## start

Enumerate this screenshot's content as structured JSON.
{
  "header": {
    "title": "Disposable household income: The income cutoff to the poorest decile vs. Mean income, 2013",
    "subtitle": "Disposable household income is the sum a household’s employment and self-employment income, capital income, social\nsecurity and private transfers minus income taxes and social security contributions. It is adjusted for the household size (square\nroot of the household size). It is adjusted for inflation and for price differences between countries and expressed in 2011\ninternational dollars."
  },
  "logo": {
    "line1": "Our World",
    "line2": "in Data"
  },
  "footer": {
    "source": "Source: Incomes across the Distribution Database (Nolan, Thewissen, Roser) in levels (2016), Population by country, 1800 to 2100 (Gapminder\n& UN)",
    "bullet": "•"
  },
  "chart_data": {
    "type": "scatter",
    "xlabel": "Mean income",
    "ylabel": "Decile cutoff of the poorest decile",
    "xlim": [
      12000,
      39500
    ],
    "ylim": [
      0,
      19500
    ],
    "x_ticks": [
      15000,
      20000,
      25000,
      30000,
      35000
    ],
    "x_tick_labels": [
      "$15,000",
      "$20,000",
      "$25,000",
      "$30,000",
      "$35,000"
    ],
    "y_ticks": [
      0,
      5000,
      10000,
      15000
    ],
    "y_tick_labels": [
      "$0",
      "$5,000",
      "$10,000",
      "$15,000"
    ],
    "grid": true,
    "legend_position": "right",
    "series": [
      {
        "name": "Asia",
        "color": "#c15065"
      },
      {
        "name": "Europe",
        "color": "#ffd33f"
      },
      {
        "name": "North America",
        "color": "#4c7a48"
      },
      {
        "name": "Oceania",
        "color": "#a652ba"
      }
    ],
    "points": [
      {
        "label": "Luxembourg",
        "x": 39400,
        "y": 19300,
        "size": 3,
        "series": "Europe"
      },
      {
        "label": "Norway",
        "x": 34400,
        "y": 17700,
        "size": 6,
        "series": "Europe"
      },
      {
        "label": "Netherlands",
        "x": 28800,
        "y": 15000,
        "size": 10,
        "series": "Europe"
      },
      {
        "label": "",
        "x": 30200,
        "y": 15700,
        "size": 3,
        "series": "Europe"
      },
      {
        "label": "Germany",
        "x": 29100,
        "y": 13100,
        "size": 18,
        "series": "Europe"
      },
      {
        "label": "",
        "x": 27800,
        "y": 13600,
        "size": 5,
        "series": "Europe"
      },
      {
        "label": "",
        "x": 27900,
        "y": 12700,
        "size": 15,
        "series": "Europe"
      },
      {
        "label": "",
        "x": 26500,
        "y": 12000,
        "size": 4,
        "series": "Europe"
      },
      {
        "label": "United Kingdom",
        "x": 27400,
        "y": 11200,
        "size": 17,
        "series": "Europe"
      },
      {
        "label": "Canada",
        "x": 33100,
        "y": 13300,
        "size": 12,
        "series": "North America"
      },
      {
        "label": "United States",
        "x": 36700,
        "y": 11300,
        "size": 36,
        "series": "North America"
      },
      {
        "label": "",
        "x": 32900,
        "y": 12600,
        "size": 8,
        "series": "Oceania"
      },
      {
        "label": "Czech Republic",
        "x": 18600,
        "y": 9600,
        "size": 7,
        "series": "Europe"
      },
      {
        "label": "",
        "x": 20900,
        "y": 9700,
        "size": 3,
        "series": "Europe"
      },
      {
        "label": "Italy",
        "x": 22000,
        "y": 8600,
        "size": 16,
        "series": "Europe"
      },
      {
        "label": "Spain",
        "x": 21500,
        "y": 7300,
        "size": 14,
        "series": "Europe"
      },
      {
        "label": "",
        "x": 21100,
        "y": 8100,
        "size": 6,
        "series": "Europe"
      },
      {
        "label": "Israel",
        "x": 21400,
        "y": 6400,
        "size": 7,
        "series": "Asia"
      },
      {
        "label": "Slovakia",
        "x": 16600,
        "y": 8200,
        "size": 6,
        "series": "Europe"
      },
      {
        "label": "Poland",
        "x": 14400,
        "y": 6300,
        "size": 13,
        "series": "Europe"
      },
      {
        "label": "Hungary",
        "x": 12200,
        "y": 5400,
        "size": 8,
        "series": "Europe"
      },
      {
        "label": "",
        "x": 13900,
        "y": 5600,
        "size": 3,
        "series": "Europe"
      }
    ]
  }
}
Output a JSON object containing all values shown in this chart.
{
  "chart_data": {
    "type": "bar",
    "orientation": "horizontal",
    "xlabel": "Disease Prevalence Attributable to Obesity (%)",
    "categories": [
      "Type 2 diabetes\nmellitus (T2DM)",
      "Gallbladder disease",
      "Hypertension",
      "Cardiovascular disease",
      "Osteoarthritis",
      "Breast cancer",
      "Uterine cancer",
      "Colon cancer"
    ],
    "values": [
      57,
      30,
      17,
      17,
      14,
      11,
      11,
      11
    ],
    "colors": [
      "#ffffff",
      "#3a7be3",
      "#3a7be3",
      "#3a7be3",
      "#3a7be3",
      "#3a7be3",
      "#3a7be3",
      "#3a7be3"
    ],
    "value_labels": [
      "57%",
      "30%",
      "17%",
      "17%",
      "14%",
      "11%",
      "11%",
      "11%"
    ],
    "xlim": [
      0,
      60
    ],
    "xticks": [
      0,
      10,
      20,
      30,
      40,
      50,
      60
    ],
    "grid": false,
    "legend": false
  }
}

## end

→ REQUIREMENT
Search the entries for the word "this", then gather every line that has it.

→ SOLUTION TO THE EXERCISE
Enumerate this screenshot's content as structured JSON.
Output a JSON object containing all values shown in this chart.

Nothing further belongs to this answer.